Data entries:
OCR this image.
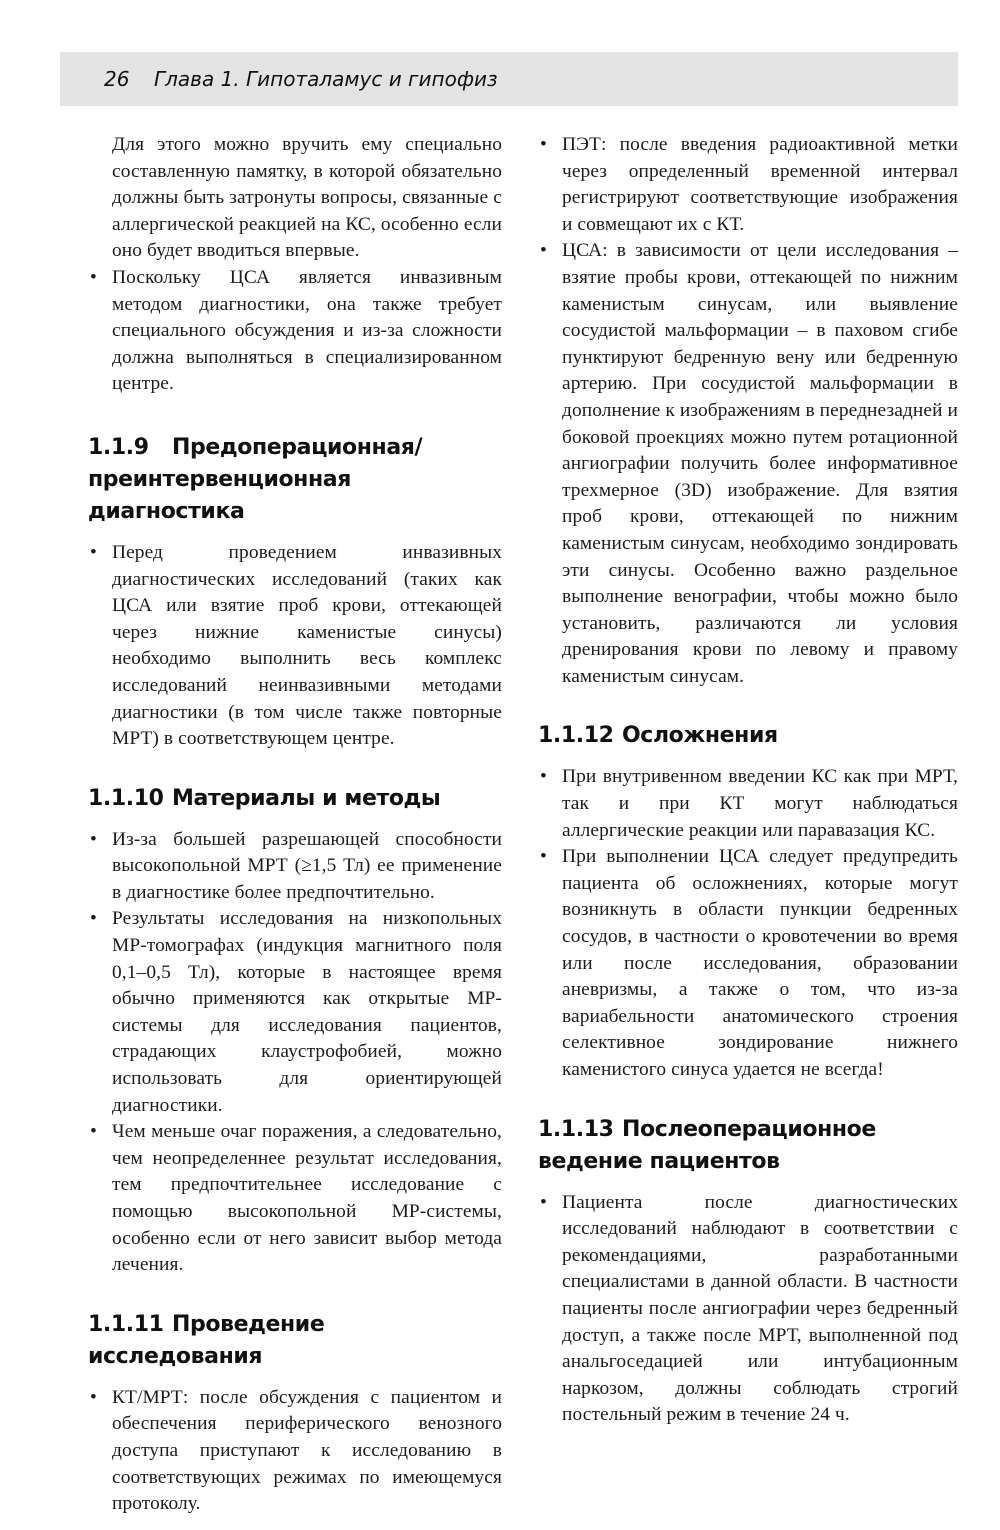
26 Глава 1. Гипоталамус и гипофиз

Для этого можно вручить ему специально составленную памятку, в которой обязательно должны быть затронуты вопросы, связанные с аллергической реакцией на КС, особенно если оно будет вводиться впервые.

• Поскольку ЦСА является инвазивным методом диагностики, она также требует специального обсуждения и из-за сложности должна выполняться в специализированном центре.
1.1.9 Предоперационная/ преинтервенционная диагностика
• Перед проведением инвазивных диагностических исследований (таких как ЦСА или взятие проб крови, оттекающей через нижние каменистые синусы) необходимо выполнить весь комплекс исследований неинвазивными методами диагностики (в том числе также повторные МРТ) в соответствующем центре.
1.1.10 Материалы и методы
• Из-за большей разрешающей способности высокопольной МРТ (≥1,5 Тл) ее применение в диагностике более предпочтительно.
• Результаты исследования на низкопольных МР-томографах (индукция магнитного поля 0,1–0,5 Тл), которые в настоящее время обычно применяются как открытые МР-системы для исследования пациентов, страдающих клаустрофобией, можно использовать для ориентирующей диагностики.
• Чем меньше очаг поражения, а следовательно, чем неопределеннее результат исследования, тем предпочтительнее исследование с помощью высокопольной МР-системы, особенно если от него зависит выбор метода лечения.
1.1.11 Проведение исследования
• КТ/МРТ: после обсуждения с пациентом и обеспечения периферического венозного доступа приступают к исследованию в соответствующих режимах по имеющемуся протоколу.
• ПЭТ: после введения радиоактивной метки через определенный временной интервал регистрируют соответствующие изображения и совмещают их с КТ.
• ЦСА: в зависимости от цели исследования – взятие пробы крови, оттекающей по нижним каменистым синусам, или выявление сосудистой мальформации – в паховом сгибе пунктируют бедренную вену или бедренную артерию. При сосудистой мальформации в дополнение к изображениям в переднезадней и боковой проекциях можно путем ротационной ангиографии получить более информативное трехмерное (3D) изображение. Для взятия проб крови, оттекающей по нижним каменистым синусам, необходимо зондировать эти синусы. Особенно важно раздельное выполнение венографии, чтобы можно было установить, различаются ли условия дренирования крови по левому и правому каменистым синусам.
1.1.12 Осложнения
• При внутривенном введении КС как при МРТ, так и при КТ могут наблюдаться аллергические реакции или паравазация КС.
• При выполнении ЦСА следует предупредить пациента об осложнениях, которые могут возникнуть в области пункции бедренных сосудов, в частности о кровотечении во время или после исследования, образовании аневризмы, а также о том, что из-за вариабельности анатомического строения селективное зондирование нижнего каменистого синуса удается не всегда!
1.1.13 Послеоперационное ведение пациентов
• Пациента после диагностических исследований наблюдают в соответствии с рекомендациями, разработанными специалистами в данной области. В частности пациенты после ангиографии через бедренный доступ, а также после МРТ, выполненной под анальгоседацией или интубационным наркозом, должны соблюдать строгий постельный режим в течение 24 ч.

...

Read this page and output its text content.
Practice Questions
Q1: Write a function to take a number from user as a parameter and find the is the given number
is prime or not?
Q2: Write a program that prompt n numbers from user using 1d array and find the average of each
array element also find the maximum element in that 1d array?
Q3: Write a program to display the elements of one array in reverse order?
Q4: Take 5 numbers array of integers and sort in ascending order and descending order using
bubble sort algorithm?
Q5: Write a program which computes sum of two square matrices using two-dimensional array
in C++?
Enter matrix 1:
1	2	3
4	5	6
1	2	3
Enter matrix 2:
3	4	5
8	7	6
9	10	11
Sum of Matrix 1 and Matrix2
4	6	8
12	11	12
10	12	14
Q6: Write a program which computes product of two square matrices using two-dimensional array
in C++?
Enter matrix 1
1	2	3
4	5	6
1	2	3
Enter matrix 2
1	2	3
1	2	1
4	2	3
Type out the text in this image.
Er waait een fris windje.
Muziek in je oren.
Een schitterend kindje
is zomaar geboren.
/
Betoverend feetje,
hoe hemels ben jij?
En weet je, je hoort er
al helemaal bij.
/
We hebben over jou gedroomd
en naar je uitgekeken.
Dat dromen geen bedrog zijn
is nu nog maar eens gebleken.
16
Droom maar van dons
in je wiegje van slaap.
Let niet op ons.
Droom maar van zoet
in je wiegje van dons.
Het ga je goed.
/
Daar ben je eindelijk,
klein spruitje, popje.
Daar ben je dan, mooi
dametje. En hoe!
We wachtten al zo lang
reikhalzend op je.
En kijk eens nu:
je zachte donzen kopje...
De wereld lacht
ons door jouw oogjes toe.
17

* * *

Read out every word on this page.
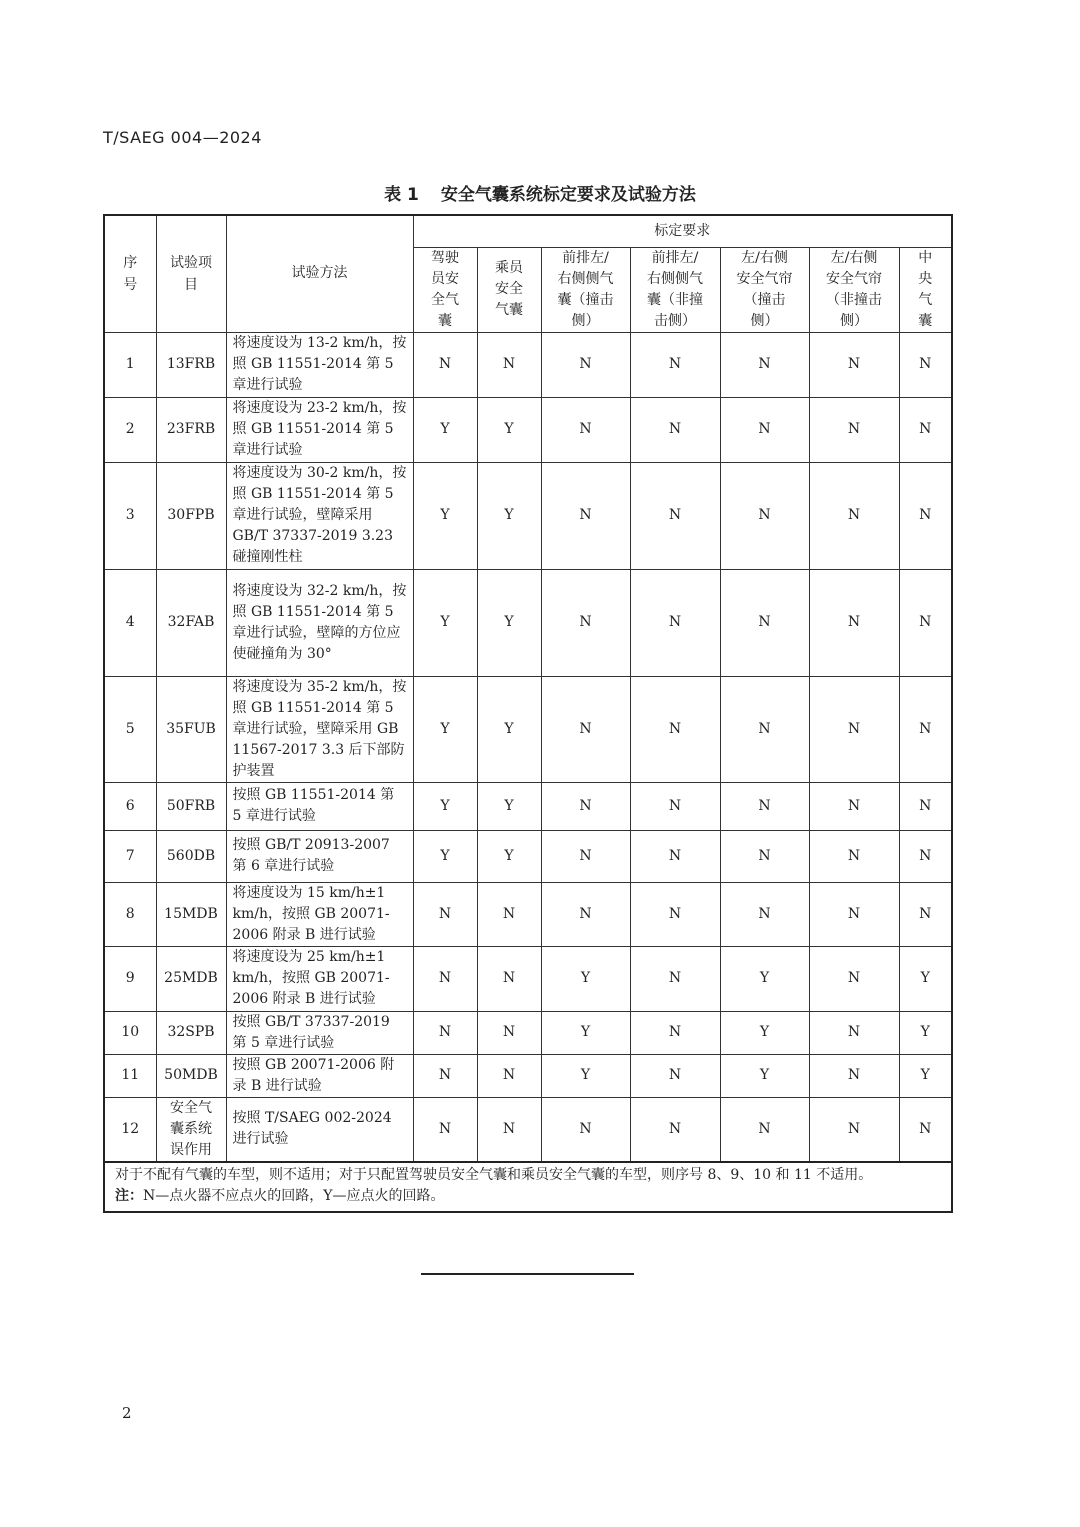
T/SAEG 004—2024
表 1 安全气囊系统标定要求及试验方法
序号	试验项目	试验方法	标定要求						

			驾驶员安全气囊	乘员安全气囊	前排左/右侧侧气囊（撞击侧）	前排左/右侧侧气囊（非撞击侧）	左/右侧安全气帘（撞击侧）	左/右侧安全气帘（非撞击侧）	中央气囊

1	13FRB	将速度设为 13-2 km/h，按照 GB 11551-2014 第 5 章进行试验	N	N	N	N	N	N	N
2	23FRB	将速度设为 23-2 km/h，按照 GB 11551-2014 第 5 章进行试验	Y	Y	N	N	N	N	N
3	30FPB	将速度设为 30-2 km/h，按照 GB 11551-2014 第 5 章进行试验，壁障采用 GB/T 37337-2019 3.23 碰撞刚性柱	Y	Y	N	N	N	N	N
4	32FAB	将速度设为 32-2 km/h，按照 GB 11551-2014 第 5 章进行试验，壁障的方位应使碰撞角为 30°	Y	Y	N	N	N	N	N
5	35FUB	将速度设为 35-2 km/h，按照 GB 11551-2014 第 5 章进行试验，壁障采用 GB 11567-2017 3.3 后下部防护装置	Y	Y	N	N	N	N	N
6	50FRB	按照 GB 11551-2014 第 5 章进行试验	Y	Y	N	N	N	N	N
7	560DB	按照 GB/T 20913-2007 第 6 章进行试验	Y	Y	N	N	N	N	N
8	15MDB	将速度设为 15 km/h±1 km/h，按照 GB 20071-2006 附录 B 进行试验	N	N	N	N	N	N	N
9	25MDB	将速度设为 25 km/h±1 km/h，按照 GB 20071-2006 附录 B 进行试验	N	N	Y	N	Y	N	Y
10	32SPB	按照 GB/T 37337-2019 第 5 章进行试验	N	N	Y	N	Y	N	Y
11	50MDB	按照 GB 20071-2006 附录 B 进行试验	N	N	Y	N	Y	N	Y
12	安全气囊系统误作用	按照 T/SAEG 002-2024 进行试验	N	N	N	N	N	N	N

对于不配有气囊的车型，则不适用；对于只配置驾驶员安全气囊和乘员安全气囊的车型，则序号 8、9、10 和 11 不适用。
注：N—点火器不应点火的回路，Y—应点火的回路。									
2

**Task statement**: Your task is to pick out every line with the string "computes" and copy it.

**Result**:
Q5: Write a program which computes sum of two square matrices using two-dimensional array
Q6: Write a program which computes product of two square matrices using two-dimensional array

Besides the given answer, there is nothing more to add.